Work required:
Restate the listing that follows word for word, without its pictures.

--- BEGIN Record extracts ---

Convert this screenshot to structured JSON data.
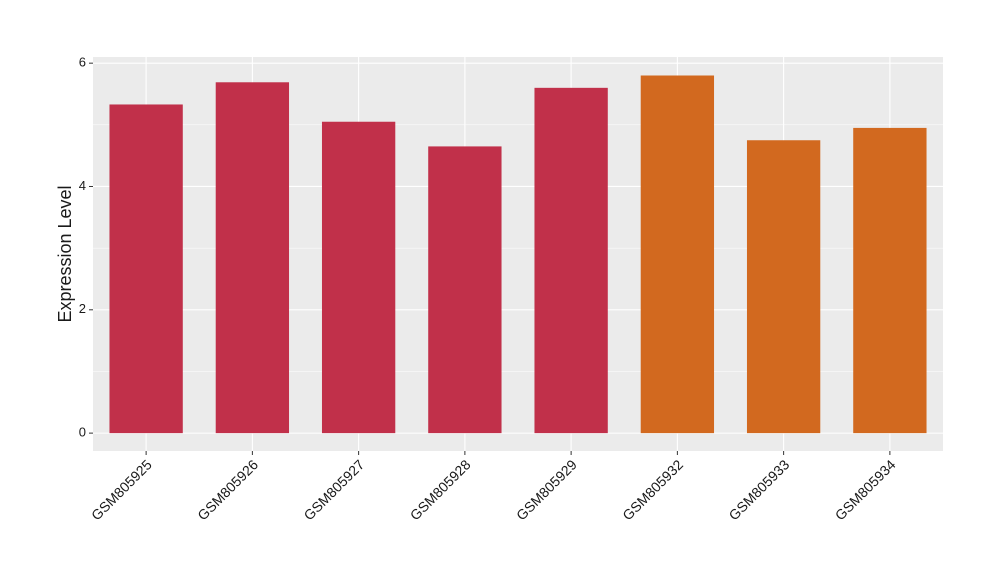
{
  "chart_data": {
    "type": "bar",
    "y_label": "Expression Level",
    "categories": [
      "GSM805925",
      "GSM805926",
      "GSM805927",
      "GSM805928",
      "GSM805929",
      "GSM805932",
      "GSM805933",
      "GSM805934"
    ],
    "values": [
      5.33,
      5.69,
      5.05,
      4.65,
      5.6,
      5.8,
      4.75,
      4.95
    ],
    "colors": [
      "#c1304a",
      "#c1304a",
      "#c1304a",
      "#c1304a",
      "#c1304a",
      "#d2691f",
      "#d2691f",
      "#d2691f"
    ],
    "ylim": [
      -0.29,
      6.1
    ],
    "yticks": [
      0,
      2,
      4,
      6
    ],
    "grid": true
  }
}
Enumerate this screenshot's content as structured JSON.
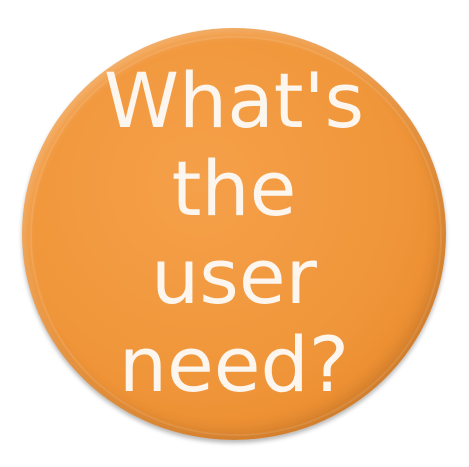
{
  "badge": {
    "lines": [
      "What's",
      "the",
      "user",
      "need?"
    ],
    "colors": {
      "fill": "#f0963a",
      "text": "#fdf6ee"
    }
  }
}
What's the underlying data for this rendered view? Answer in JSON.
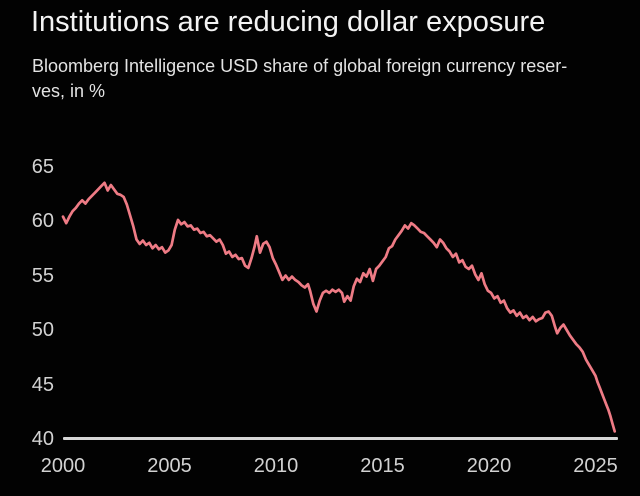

--- END Record extracts ---

Task output:
Convert this screenshot to structured JSON data.
{
  "chart_data": {
    "type": "bar",
    "y_label": "Expression Level",
    "categories": [
      "GSM805925",
      "GSM805926",
      "GSM805927",
      "GSM805928",
      "GSM805929",
      "GSM805932",
      "GSM805933",
      "GSM805934"
    ],
    "values": [
      5.33,
      5.69,
      5.05,
      4.65,
      5.6,
      5.8,
      4.75,
      4.95
    ],
    "colors": [
      "#c1304a",
      "#c1304a",
      "#c1304a",
      "#c1304a",
      "#c1304a",
      "#d2691f",
      "#d2691f",
      "#d2691f"
    ],
    "ylim": [
      -0.29,
      6.1
    ],
    "yticks": [
      0,
      2,
      4,
      6
    ],
    "grid": true
  }
}
Enumerate this screenshot's content as structured JSON.
{
  "badge": {
    "lines": [
      "What's",
      "the",
      "user",
      "need?"
    ],
    "colors": {
      "fill": "#f0963a",
      "text": "#fdf6ee"
    }
  }
}
What's the underlying data for this rendered view? Answer in JSON.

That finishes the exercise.